From the entries below, pull out each line where "title" appears.

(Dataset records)
+===+
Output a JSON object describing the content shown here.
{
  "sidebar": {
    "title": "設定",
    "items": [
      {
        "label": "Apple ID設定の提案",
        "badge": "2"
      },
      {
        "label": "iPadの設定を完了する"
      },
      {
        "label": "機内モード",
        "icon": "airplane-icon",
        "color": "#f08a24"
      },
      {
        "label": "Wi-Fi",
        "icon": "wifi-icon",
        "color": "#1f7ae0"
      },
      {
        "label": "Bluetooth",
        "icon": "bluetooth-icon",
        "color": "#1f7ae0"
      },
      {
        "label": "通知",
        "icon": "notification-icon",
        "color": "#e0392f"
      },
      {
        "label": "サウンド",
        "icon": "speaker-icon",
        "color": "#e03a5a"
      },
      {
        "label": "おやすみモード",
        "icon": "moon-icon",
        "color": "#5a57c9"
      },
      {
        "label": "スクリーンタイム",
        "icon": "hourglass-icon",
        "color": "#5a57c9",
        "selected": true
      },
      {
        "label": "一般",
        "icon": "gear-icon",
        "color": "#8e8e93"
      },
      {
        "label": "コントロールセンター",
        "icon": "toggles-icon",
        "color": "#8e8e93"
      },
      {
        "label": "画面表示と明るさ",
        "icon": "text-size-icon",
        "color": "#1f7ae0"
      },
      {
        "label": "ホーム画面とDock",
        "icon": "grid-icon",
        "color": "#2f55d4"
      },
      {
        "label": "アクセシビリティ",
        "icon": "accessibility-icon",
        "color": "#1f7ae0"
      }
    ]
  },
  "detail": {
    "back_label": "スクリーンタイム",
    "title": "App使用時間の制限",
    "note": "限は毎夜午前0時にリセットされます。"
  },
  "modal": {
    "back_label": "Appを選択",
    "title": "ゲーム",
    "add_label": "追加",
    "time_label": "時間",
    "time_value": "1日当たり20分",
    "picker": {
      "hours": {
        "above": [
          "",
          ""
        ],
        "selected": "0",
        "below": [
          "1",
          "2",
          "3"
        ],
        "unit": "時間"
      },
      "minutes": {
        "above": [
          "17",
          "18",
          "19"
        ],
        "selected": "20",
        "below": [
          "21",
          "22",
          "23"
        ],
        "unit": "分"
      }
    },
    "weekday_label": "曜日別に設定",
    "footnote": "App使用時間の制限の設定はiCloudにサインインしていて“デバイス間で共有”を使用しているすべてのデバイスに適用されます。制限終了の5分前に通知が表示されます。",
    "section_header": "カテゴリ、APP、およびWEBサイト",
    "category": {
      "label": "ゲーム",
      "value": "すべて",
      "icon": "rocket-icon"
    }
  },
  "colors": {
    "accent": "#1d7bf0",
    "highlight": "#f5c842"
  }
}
+===+
▶ **Problem solution**
    "title": "設定",
    "title": "App使用時間の制限",
    "title": "ゲーム",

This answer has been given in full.